**Texto proporcionado**
--------------------------------

Lo que era precisamente para derribar el que existía, por medio de una
intervención negativa, que consistía en romper uno a uno todos los vínculos de
la jerarquía de clases y corporaciones que lenta y trabajosamente habían ido
levantando las centurias y las generaciones creyentes. Porque ¿qué intervención
mayor cabe que romper una a una todas las articulaciones del cuerpo social y
disgregarle y reducirle a átomos dispersos, para darle, a pesar suyo, la
libertad del polvo, a fin de que se moviese en todas direcciones según los
vientos que soplasen en la cumbre del Estado?
La
Economía liberal decía... pero ¿a qué continuar, señores, si habría que
recorrer todas sus afirmaciones y teorías para demostrar que sólo han dejado
tras de sí, al caer sepultadas por la crítica, los escombros sociales entre los
cuales corre amenazadora como un río de odio, que será después de lágrimas y de
sangre, al través de todas las sociedades modernas, la que se llama por
antonomasia la cuestión social, engendrada principalmente por la Economía
liberal, que fue la pesadilla del siglo XIX y que es la premisa de las
catástrofes el siglo XX?
La
Economía liberal, que proclamaba la intervención del Estado en todos los
órdenes que no le corresponden menos en el económico, aunque fuese
hipócritamente, y para intervenir tanto como en los demás, negativamente y
disolviendo, quiere ahora, en su segunda forma y en nombre de un socialismo de
Estado (y de Estado son todos, aunque pudieran no serlo en una sociedad
jerárquicamente organizada, pues podría darse el caso de invasiones socialistas
de unas personas colectivas en otras), quiere, repito, en un socialismo llamado
de Estado que es un colectivismo cobarde, como el colectivismo es un comunismo
tímido y vergonzante, que al individualismo, al polvo y disgregación de abajo
corresponda el Poder omnipotente de arriba y que sea el Estado el que resuelva
con su acción legislativa todo el problema social”8.
Para
Mella, al igual que para José Antonio “el capitalismo actual, el régimen en que
vivimos, que no responde a un ideal de justicia y de caridad, aunque conserve
dentro de sí algunos restos del régimen cristiano, no puede subsistir mucho
tiempo. No es ya la expresión del orden que defendemos nosotros, inspirado y
limitado por los deberes de caridad, y es de creer que sucumba; pero, ¿hacia
qué lado caerá la sociedad cuando haya sucumbido? El tránsito puede ser hacia
el catolicismo o hacia el socialismo”9.

--------------------------------

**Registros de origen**
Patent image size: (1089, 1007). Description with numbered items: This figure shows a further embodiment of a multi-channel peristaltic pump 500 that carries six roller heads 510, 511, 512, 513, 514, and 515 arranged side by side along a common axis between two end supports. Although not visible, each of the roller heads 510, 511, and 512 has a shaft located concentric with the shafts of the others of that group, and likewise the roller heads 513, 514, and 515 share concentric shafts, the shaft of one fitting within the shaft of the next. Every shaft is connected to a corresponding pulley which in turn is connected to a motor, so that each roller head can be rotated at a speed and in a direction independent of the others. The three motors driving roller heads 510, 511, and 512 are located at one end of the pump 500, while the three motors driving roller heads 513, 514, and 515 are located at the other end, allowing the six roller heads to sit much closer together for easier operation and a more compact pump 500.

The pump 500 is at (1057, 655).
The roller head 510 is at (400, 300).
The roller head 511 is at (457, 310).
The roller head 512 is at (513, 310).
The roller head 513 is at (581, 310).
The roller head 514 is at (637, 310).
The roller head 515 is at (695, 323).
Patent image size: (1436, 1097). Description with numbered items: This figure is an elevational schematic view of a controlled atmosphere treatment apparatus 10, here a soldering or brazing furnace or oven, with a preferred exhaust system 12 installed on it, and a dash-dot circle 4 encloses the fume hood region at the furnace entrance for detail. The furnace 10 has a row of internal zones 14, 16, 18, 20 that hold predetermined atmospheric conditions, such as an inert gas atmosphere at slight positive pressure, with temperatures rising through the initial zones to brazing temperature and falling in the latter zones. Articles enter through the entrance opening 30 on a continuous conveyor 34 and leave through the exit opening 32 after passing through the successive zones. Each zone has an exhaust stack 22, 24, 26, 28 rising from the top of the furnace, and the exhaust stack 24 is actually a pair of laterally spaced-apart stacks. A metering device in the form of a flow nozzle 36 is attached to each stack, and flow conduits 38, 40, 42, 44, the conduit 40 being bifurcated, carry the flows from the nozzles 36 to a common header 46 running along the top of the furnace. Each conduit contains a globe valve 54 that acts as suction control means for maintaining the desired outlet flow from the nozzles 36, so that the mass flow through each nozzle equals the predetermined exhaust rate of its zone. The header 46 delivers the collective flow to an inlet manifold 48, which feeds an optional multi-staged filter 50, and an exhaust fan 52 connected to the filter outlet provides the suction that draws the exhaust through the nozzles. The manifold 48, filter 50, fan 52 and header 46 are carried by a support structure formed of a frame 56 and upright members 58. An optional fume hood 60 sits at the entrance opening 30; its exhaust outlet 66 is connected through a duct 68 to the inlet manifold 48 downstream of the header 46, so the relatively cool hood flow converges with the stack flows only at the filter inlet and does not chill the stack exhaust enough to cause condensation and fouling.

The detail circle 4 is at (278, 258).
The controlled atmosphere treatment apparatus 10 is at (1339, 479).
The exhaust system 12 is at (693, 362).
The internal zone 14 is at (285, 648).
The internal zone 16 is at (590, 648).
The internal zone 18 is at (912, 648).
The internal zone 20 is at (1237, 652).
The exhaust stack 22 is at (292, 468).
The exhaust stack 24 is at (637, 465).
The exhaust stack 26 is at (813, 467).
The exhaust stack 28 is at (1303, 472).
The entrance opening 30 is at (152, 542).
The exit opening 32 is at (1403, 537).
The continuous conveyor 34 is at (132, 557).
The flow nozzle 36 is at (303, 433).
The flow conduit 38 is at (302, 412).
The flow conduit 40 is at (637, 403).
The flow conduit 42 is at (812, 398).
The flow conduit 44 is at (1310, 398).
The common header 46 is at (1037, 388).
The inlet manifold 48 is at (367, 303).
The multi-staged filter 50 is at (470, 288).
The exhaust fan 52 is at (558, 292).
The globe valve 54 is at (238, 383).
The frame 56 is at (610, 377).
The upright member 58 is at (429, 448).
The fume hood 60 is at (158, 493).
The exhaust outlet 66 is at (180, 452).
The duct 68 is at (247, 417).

--------------------------------

**Consignas del ejercicio**
**A)** Responde según el texto sobre la Economía liberal:
(i) ¿De qué siglo fue la pesadilla la Economía liberal?
(ii) ¿Cómo se califica al socialismo llamado de Estado?
(iii) ¿Hacia qué dos lados puede ser el tránsito cuando la sociedad haya sucumbido?
**B)** Retoma el texto sobre la Economía liberal y el capitalismo en el punto donde termina y continúalo.

**Respuestas por consigna**
**A)**
(i) Del siglo XIX.
(ii) Como un colectivismo cobarde.
(iii) Hacia el catolicismo o hacia el socialismo.

**B)**
Y
frente a ese capitalismo liberal, Vázquez de Mella sugiere una solución que se
nos antoja similar al sindicalismo de la Falange: “Nosotros creemos que deben
coexistir las dos formas de la propiedad: la individual y la corporativa, y
creemos que una red de Sindicatos agrícolas y obreros, formando Federaciones y
extendiéndose por los valles y montañas, puede, no sólo emancipar los municipios,
sino mejorar la condición de los trabajadores”10.
Tampoco
es posible dejar de percibir el parecido entre la doctrina social joseantoniana
y la expuesta en el libro Qué es el carlismo, de Elías de Tejada.
Veamos
qué dice: “El Carlismo sabe que los males de la sociedad de hoy -los
totalitarismos (socialistas, democráticos o contestatarios) del siglo XX- son
simplemente la herencia natural de los dos grandes errores combatidos sin
cuartel por los soldados de la tradición de las Españas: el absolutismo del siglo
XVIII y el liberalismo del siglo XIX.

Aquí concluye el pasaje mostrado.